* DIRECTIONS:
Report each line of the data that includes the word "ring".
##### LISTED RECORDS #####
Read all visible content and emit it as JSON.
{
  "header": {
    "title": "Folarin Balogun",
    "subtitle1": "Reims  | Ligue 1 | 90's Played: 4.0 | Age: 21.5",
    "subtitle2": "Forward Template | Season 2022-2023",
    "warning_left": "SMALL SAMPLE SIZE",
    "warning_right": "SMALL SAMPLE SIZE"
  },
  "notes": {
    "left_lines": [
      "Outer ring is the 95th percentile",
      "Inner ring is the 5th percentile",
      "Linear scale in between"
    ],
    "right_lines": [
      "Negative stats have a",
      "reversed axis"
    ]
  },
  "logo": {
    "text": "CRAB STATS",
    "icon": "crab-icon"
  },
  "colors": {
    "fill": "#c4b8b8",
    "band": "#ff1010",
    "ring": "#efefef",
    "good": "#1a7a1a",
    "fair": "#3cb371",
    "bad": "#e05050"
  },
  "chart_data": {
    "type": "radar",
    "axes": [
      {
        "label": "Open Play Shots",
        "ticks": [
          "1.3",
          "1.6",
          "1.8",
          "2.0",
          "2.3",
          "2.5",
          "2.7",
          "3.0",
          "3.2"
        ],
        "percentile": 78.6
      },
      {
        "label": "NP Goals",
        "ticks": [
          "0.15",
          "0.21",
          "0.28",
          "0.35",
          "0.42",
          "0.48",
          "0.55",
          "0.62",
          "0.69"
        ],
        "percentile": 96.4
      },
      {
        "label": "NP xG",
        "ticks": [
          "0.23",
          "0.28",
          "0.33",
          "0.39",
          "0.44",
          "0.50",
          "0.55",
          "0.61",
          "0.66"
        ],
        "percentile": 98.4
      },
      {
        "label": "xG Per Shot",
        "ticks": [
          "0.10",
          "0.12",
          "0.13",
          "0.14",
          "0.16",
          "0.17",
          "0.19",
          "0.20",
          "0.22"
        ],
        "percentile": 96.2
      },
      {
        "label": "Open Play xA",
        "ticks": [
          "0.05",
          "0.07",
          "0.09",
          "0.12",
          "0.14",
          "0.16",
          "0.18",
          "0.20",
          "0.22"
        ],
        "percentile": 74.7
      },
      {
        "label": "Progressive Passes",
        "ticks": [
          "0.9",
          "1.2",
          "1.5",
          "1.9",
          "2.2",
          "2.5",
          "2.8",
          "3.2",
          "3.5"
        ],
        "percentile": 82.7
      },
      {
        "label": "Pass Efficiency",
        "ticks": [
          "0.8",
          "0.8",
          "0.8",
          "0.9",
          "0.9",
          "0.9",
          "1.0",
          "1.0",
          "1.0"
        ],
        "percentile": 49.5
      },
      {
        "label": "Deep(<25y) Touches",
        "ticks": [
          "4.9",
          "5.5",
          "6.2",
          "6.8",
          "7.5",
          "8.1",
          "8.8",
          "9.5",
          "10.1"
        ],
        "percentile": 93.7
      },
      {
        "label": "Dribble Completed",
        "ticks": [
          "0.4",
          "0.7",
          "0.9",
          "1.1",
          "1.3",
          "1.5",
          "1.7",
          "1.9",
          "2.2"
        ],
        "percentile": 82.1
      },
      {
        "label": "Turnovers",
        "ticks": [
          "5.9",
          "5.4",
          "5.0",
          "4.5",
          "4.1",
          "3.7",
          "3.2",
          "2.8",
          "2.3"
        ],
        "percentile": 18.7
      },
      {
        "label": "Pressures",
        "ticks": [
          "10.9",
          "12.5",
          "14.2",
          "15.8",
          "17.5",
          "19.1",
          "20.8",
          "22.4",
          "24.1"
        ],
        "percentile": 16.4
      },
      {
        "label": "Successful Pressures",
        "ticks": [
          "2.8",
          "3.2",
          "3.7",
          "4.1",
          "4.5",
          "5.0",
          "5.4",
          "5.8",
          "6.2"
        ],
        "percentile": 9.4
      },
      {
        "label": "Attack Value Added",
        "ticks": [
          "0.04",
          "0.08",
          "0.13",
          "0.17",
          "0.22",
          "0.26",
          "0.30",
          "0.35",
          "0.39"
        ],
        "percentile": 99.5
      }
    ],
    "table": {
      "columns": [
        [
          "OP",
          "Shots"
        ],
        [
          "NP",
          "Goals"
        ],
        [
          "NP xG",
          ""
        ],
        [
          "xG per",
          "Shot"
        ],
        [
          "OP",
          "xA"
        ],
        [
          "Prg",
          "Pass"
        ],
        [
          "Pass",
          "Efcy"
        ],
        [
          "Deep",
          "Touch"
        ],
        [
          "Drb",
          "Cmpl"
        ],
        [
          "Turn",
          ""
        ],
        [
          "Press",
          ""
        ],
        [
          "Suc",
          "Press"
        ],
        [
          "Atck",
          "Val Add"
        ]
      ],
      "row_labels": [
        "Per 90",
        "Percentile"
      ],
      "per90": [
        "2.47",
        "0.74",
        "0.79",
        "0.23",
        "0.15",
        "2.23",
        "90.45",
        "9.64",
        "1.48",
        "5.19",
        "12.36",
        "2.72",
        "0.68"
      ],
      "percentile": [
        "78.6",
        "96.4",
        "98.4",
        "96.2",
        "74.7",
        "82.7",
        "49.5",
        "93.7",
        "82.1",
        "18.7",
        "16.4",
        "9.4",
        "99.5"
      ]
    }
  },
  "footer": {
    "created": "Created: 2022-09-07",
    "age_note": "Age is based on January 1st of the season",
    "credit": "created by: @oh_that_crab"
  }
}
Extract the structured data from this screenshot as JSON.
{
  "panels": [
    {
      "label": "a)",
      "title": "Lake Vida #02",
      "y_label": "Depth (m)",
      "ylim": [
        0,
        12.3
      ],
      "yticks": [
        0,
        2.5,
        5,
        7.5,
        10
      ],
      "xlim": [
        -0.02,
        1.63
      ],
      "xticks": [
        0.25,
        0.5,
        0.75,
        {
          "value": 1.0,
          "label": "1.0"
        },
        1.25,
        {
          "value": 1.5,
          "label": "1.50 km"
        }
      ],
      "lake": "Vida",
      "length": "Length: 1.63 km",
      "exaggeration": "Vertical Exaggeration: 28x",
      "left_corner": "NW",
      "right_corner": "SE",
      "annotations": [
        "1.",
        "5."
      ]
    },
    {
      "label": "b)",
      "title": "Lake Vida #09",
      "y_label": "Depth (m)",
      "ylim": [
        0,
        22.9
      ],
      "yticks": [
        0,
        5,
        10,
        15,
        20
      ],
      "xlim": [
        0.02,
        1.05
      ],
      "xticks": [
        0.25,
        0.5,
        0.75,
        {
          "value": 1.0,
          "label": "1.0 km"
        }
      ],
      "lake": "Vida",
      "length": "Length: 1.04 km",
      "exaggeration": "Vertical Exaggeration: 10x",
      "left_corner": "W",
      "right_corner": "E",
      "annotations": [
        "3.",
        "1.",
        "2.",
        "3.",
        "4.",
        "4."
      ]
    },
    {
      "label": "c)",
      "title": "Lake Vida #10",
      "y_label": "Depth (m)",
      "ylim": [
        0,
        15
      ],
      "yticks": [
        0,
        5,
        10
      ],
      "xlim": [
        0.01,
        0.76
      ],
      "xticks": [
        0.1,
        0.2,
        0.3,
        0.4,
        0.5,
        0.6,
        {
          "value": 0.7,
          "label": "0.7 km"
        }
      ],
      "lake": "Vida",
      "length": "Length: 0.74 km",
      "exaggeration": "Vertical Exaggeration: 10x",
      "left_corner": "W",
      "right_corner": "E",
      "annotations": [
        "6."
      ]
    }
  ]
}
#####
* FINISHED EXERCISE:
      "Outer ring is the 95th percentile",
      "Inner ring is the 5th percentile",
    "ring": "#efefef",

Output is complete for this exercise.